━━ EXTRAIT DE PAGE ━━
Le rendez-vous de 2013 a été inscrit à la demande de la CFDT à l’article 16 de la réforme du 9 novembre 2010. Il a donc un caractère légal incontournable que l’adoption du « traité sur la stabilité, la coordination et la gouvernance » vient de renforcer.

La conférence sociale et le cadre légal du rendez-vous

La conférence sociale n’a pas changé l’esprit de l’article 10.

Il s’agit d’un rendez-vous beaucoup plus lourd de conséquences que tous ceux qui l’ont précédé depuis 1993 car il s’agit de faire des choix définitifs, qu’il ne sera plus question de rediscuter à l’avenir.

La démarche est inspirée de ce que les responsables politiques suédois, essentiellement les sociaux-démocrates mais de concert avec les conservateurs, ont fait dans les années 1990. Elle participe de la volonté de mettre en place un système qui, pour citer un responsable politique suédois de premier plan à l’origine de la réforme, « va durer jusqu’à la prochaine ère glaciaire ».

Il s’agit d’en finir avec des réformes paramétriques pour opérer une refonte définitive du système. Un nouveau système que le Parlement suédois a adopté en 1998 par 80 % des voix.

Les conditions sont réunies pour que ce consensus à la suédoise s’opère également en France, car pour les partis de gouvernements, d’inspiration socio-démocrate ou de droite, ainsi que pour la CFDT et le Medef, il faut en finir avec les réformes paramétriques :

– Les réformes dites paramétriques agissent sur les 3 leviers qui permettent d’équilibrer un régime de retraite :

  1.  L’âge de départ en retraite et son corollaire la durée de cotisation ;
  2. Le niveau des pensions ;
  3. Les ressources ;

– Toutes les réformes intervenues depuis la loi dite Balladur ont agi sur les deux premiers leviers en organisant et planifiant un décrochage progressif mais à terme drastique des taux de remplacement. Elles ont suscité à chaque fois des mobilisations sociales parmi les plus fortes observées ces 20 dernières années. Les organisations syndicales qui ont soutenu ces réformes l’ont également chèrement payé : souvenons-nous des bataillons de militants qui ont quitté la CFDT en 2003.

Il y a donc un intérêt objectif entre partis appelés à exercer des fonctions gouvernementales et CFDT à abandonner les réformes paramétriques au profit d’une réforme systémique.

L’objet du rendez-vous

Cette réforme systémique est précisément l’objet du rendez-vous de 2013.

Loi portant réforme des retraites du 9 novembre 2010

Article16

I. À compter du premier semestre 2013, le Comité de pilotage des régimes de retraite organise une réflexion nationale sur les objectifs et les caractéristiques d’une réforme systémique de la prise en charge collective du risque vieillesse.
━━━
━━ DOCUMENTS FOURNIS ━━
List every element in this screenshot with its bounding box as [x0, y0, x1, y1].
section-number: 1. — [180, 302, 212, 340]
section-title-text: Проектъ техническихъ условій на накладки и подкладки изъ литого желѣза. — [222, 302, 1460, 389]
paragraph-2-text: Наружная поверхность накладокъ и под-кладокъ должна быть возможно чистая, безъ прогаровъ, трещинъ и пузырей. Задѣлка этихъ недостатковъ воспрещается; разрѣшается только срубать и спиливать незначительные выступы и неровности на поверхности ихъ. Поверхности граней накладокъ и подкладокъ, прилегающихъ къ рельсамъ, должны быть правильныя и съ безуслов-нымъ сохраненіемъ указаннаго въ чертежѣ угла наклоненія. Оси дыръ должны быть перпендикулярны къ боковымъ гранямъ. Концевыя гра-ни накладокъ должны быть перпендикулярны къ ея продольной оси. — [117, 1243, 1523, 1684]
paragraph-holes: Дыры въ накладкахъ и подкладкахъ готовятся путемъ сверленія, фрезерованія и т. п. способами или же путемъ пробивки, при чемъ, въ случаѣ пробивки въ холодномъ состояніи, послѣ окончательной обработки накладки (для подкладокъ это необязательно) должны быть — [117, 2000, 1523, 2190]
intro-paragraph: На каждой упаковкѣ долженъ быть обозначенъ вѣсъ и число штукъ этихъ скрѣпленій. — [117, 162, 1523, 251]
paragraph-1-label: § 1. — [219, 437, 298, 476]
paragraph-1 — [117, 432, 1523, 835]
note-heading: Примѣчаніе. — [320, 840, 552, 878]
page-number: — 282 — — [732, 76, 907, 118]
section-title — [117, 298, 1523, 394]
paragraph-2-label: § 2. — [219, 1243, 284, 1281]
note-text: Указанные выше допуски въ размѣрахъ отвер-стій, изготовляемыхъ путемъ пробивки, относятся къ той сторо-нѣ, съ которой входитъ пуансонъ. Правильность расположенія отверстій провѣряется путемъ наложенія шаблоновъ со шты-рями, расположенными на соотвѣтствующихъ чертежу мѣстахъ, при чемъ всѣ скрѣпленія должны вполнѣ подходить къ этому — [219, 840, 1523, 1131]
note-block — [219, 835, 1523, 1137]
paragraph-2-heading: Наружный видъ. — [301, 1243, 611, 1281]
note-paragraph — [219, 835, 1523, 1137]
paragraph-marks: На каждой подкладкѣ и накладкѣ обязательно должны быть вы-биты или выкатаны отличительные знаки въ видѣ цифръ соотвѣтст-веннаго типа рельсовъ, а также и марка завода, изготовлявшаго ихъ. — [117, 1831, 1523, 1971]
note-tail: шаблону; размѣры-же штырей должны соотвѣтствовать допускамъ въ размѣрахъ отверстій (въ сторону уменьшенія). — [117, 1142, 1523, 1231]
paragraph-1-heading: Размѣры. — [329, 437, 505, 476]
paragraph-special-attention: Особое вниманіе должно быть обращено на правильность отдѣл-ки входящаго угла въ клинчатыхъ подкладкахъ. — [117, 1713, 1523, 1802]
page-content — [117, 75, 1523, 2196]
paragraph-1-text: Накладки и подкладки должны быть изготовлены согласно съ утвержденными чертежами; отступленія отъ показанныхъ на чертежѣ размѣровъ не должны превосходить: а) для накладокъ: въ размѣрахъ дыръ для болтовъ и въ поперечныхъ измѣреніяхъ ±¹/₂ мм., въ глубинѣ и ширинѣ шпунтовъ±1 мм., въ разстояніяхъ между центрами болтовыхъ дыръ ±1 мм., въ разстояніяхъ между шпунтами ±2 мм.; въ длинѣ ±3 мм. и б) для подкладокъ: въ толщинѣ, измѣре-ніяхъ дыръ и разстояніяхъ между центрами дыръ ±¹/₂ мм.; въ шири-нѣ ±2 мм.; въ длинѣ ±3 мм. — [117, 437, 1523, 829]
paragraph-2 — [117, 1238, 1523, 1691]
━━━
* [SÉRIE D'EXERCICES]
1. Selon l'extrait sur la réforme des retraites, en quelle année et à quelle proportion des voix le Parlement suédois a-t-il adopté le nouveau système ?
2. Mettez à jour l'extrait sur la réforme des retraites pour tout ce qui va de « Le rendez-vous de » jusqu'à « l’esprit de l’article 10. », en remplaçant « conférence sociale » par « concertation sociale ».
La liste fournie n'est pas nécessaire pour traiter ce qui suit.

* [CORRIGÉ DÉTAILLÉ]
1. En 1998, par 80 % des voix.

2.
Le rendez-vous de 2013 a été inscrit à la demande de la CFDT à l’article 16 de la réforme du 9 novembre 2010. Il a donc un caractère légal incontournable que l’adoption du « traité sur la stabilité, la coordination et la gouvernance » vient de renforcer.

La concertation sociale et le cadre légal du rendez-vous

La concertation sociale n’a pas changé l’esprit de l’article 10.